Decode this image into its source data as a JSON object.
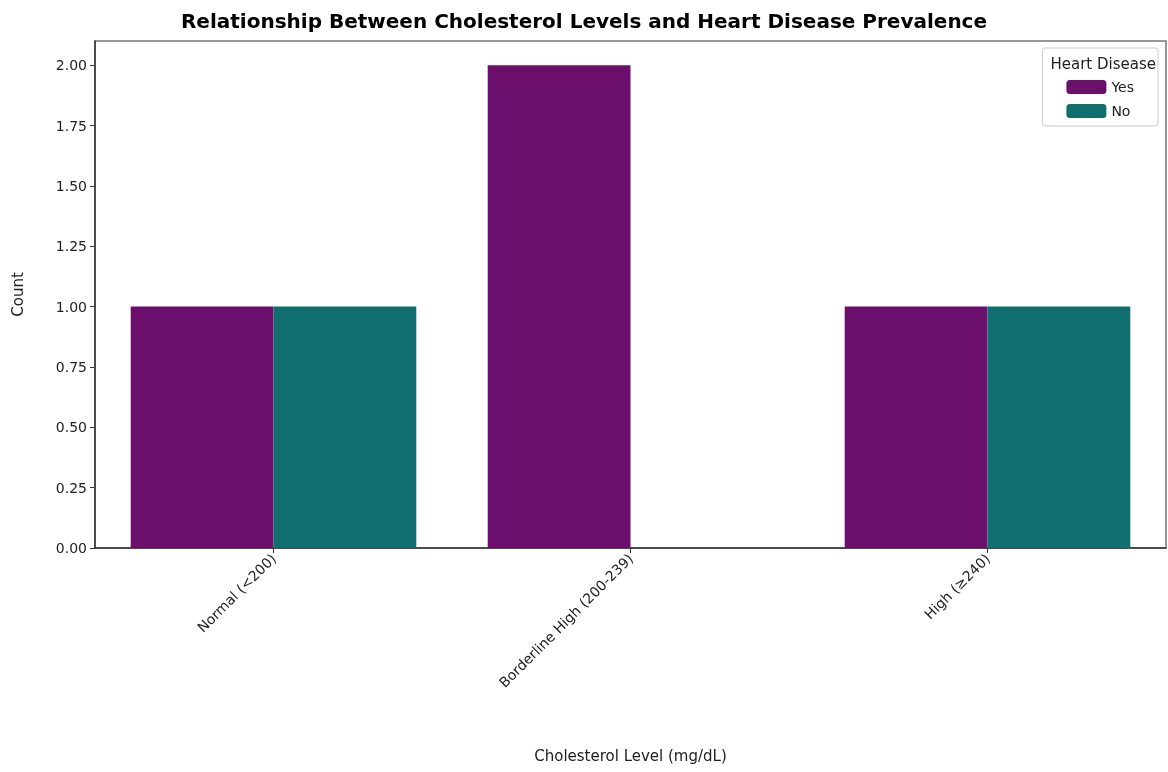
{
  "chart_data": {
    "type": "bar",
    "title": "Relationship Between Cholesterol Levels and Heart Disease Prevalence",
    "xlabel": "Cholesterol Level (mg/dL)",
    "ylabel": "Count",
    "legend_title": "Heart Disease",
    "categories": [
      "Normal (<200)",
      "Borderline High (200-239)",
      "High (≥240)"
    ],
    "series": [
      {
        "name": "Yes",
        "color": "#6c0f6c",
        "values": [
          1,
          2,
          1
        ]
      },
      {
        "name": "No",
        "color": "#116e6e",
        "values": [
          1,
          0,
          1
        ]
      }
    ],
    "ylim": [
      0,
      2.1
    ],
    "yticks": [
      {
        "value": 0,
        "label": "0.00"
      },
      {
        "value": 0.25,
        "label": "0.25"
      },
      {
        "value": 0.5,
        "label": "0.50"
      },
      {
        "value": 0.75,
        "label": "0.75"
      },
      {
        "value": 1,
        "label": "1.00"
      },
      {
        "value": 1.25,
        "label": "1.25"
      },
      {
        "value": 1.5,
        "label": "1.50"
      },
      {
        "value": 1.75,
        "label": "1.75"
      },
      {
        "value": 2,
        "label": "2.00"
      }
    ],
    "grid": false,
    "legend": "top right"
  }
}
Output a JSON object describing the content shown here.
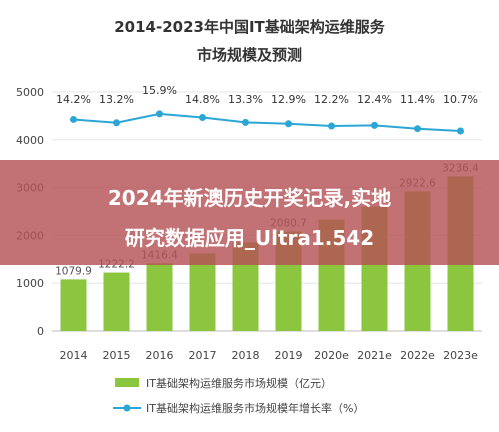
{
  "chart_data": {
    "type": "bar",
    "title": "2014-2023年中国IT基础架构运维服务",
    "subtitle": "市场规模及预测",
    "categories": [
      "2014",
      "2015",
      "2016",
      "2017",
      "2018",
      "2019",
      "2020e",
      "2021e",
      "2022e",
      "2023e"
    ],
    "series": [
      {
        "name": "IT基础架构运维服务市场规模（亿元）",
        "type": "bar",
        "axis": "left",
        "values": [
          1079.9,
          1222.2,
          1416.4,
          1620,
          1850,
          2080.7,
          2330,
          2600,
          2922.6,
          3236.4
        ],
        "value_labels": [
          "1079.9",
          "1222.2",
          "1416.4",
          "",
          "",
          "2080.7",
          "",
          "",
          "2922.6",
          "3236.4"
        ],
        "color": "#8cc63f"
      },
      {
        "name": "IT基础架构运维服务市场规模年增长率（%）",
        "type": "line",
        "axis": "right",
        "values": [
          14.2,
          13.2,
          15.9,
          14.8,
          13.3,
          12.9,
          12.2,
          12.4,
          11.4,
          10.7
        ],
        "value_labels": [
          "14.2%",
          "13.2%",
          "15.9%",
          "14.8%",
          "13.3%",
          "12.9%",
          "12.2%",
          "12.4%",
          "11.4%",
          "10.7%"
        ],
        "color": "#2ba6d5"
      }
    ],
    "y_ticks": [
      "0",
      "1000",
      "2000",
      "3000",
      "4000",
      "5000"
    ],
    "ylim": [
      0,
      5000
    ],
    "grid": true,
    "legend_position": "bottom"
  },
  "overlay": {
    "line1": "2024年新澳历史开奖记录,实地",
    "line2": "研究数据应用_Ultra1.542",
    "color": "#b55256"
  }
}
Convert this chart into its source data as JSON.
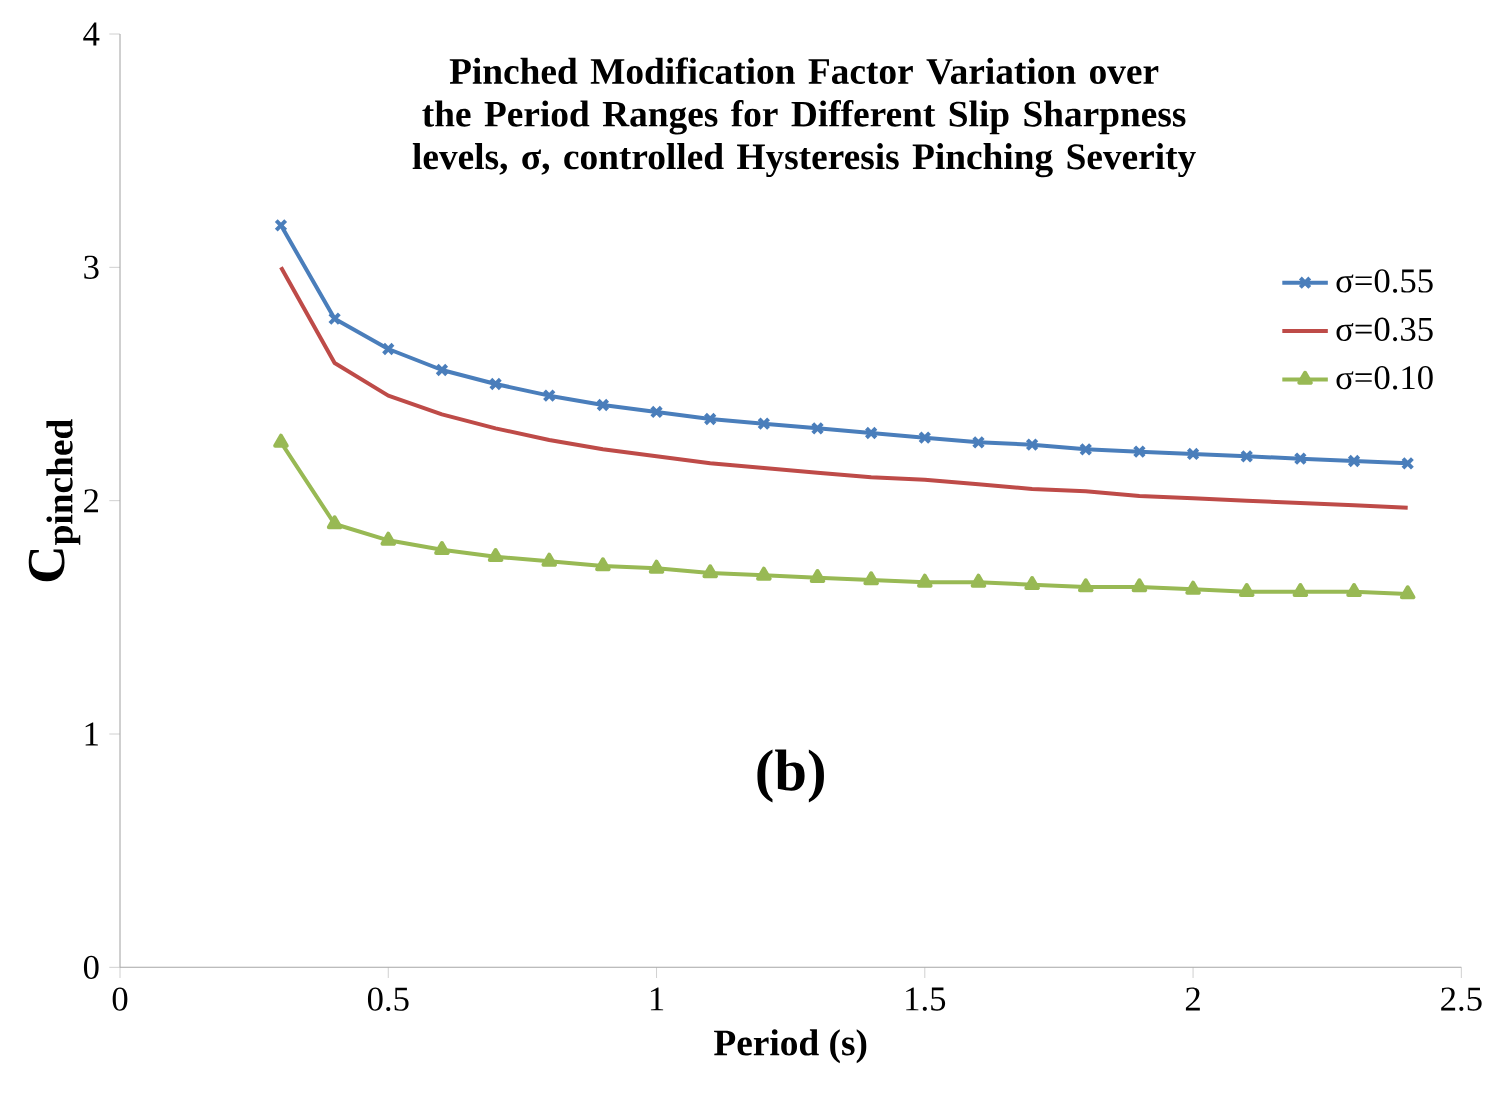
{
  "chart_data": {
    "type": "line",
    "title": "Pinched Modification Factor Variation over the Period Ranges for Different Slip Sharpness levels, σ, controlled Hysteresis Pinching Severity",
    "xlabel": "Period (s)",
    "ylabel": "C$_{pinched}$",
    "annotations": [
      "(b)"
    ],
    "x": [
      0.3,
      0.4,
      0.5,
      0.6,
      0.7,
      0.8,
      0.9,
      1.0,
      1.1,
      1.2,
      1.3,
      1.4,
      1.5,
      1.6,
      1.7,
      1.8,
      1.9,
      2.0,
      2.1,
      2.2,
      2.3,
      2.4
    ],
    "series": [
      {
        "name": "σ=0.55",
        "color": "#4a7ebb",
        "marker": "cross",
        "values": [
          3.18,
          2.78,
          2.65,
          2.56,
          2.5,
          2.45,
          2.41,
          2.38,
          2.35,
          2.33,
          2.31,
          2.29,
          2.27,
          2.25,
          2.24,
          2.22,
          2.21,
          2.2,
          2.19,
          2.18,
          2.17,
          2.16
        ]
      },
      {
        "name": "σ=0.35",
        "color": "#be4b48",
        "marker": "none",
        "values": [
          3.0,
          2.59,
          2.45,
          2.37,
          2.31,
          2.26,
          2.22,
          2.19,
          2.16,
          2.14,
          2.12,
          2.1,
          2.09,
          2.07,
          2.05,
          2.04,
          2.02,
          2.01,
          2.0,
          1.99,
          1.98,
          1.97
        ]
      },
      {
        "name": "σ=0.10",
        "color": "#98b954",
        "marker": "triangle",
        "values": [
          2.25,
          1.9,
          1.83,
          1.79,
          1.76,
          1.74,
          1.72,
          1.71,
          1.69,
          1.68,
          1.67,
          1.66,
          1.65,
          1.65,
          1.64,
          1.63,
          1.63,
          1.62,
          1.61,
          1.61,
          1.61,
          1.6
        ]
      }
    ],
    "xlim": [
      0,
      2.5
    ],
    "ylim": [
      0,
      4
    ],
    "xticks": [
      0,
      0.5,
      1,
      1.5,
      2,
      2.5
    ],
    "yticks": [
      0,
      1,
      2,
      3,
      4
    ],
    "legend": "top right",
    "grid": false
  }
}
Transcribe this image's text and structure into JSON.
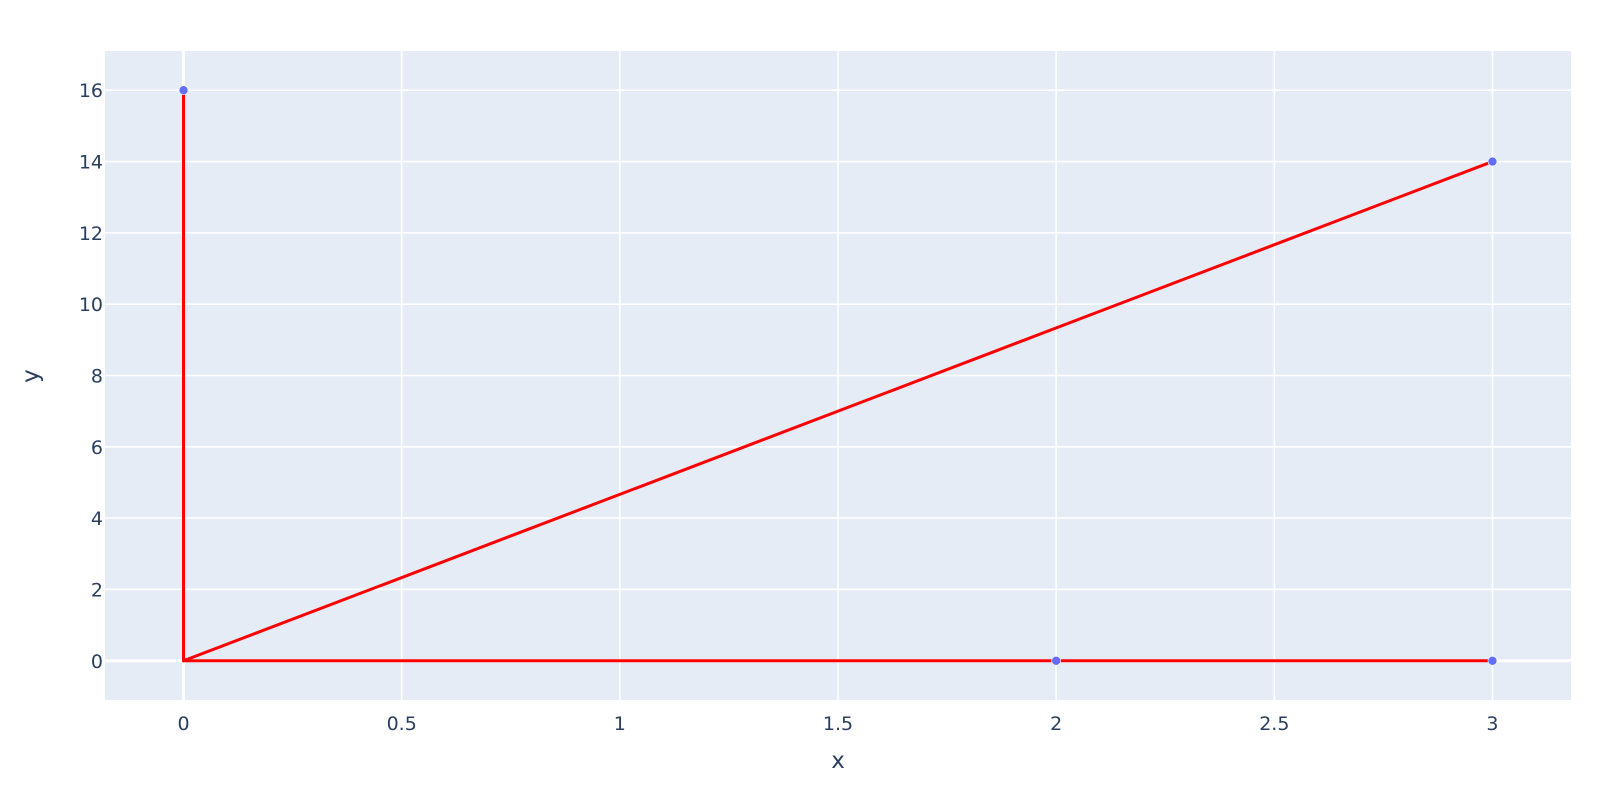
{
  "chart_data": {
    "type": "scatter",
    "title": "",
    "xlabel": "x",
    "ylabel": "y",
    "xlim": [
      -0.18,
      3.18
    ],
    "ylim": [
      -1.1,
      17.1
    ],
    "x_ticks": [
      0,
      0.5,
      1,
      1.5,
      2,
      2.5,
      3
    ],
    "x_tick_labels": [
      "0",
      "0.5",
      "1",
      "1.5",
      "2",
      "2.5",
      "3"
    ],
    "y_ticks": [
      0,
      2,
      4,
      6,
      8,
      10,
      12,
      14,
      16
    ],
    "y_tick_labels": [
      "0",
      "2",
      "4",
      "6",
      "8",
      "10",
      "12",
      "14",
      "16"
    ],
    "grid": true,
    "legend": "none",
    "series": [
      {
        "mode": "markers",
        "color": "#636efa",
        "points": [
          {
            "x": 0,
            "y": 16
          },
          {
            "x": 3,
            "y": 14
          },
          {
            "x": 2,
            "y": 0
          },
          {
            "x": 3,
            "y": 0
          }
        ]
      }
    ],
    "lines": [
      {
        "color": "#ff0000",
        "x": [
          0,
          0
        ],
        "y": [
          0,
          16
        ]
      },
      {
        "color": "#ff0000",
        "x": [
          0,
          3
        ],
        "y": [
          0,
          14
        ]
      },
      {
        "color": "#ff0000",
        "x": [
          0,
          3
        ],
        "y": [
          0,
          0
        ]
      }
    ],
    "plot_bgcolor": "#e5ecf6",
    "axis_text_color": "#2a3f5f"
  }
}
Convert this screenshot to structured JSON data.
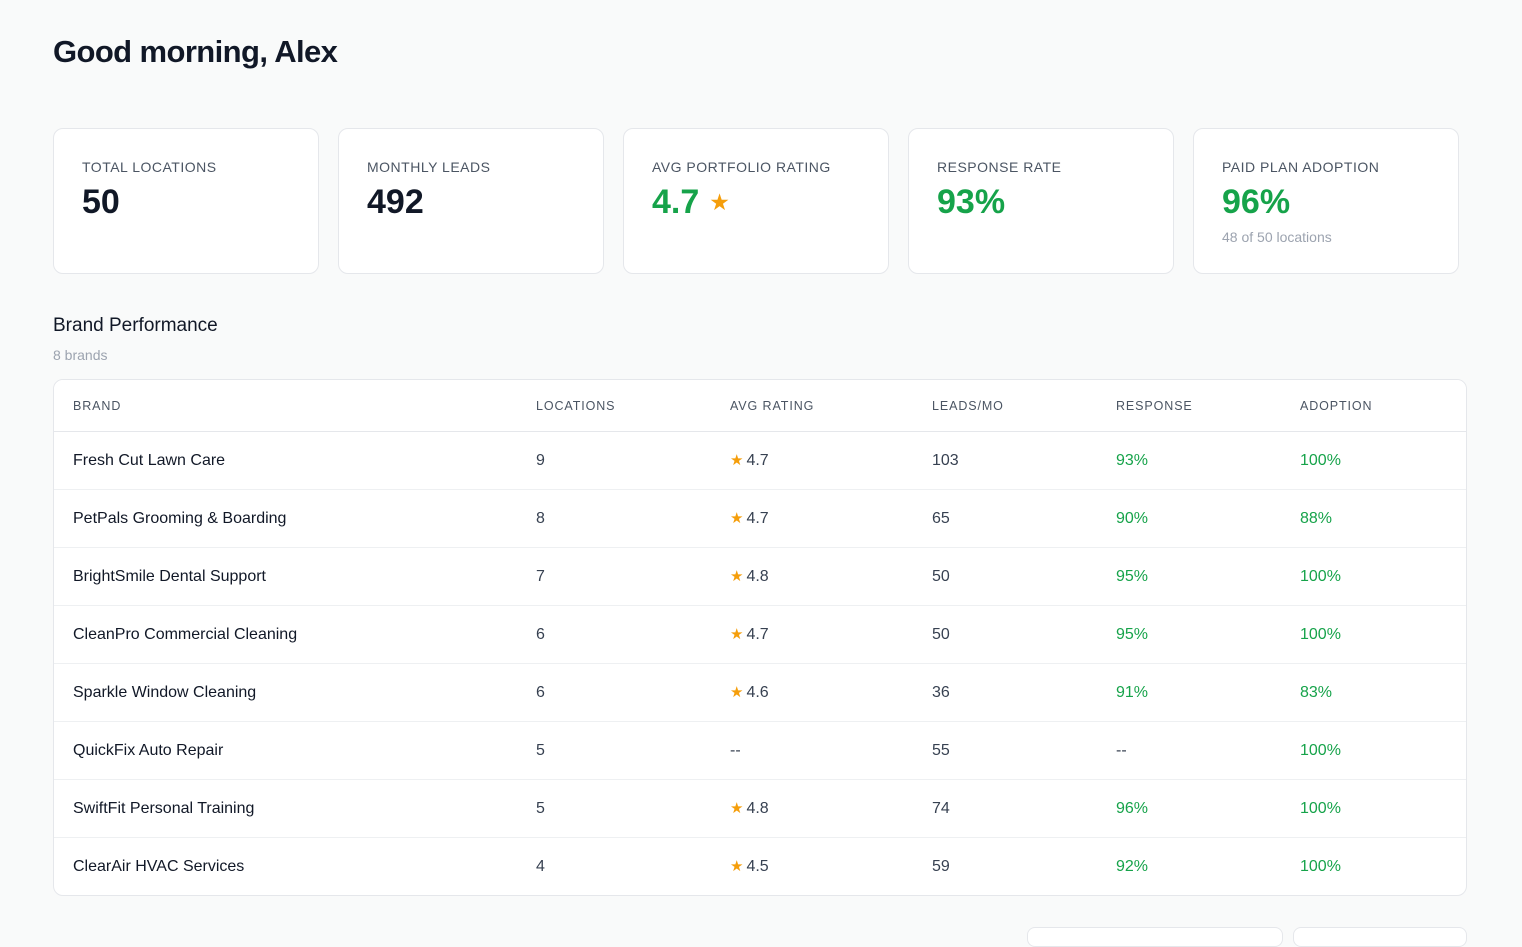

• **Brief**:
Pick out lines containing the word "into", each one as written.

• **Finished answer**:
Decode this image into its source data as a JSON object.
Convert this chart into its source data as JSON.
Transcribe this image's text and structure into JSON.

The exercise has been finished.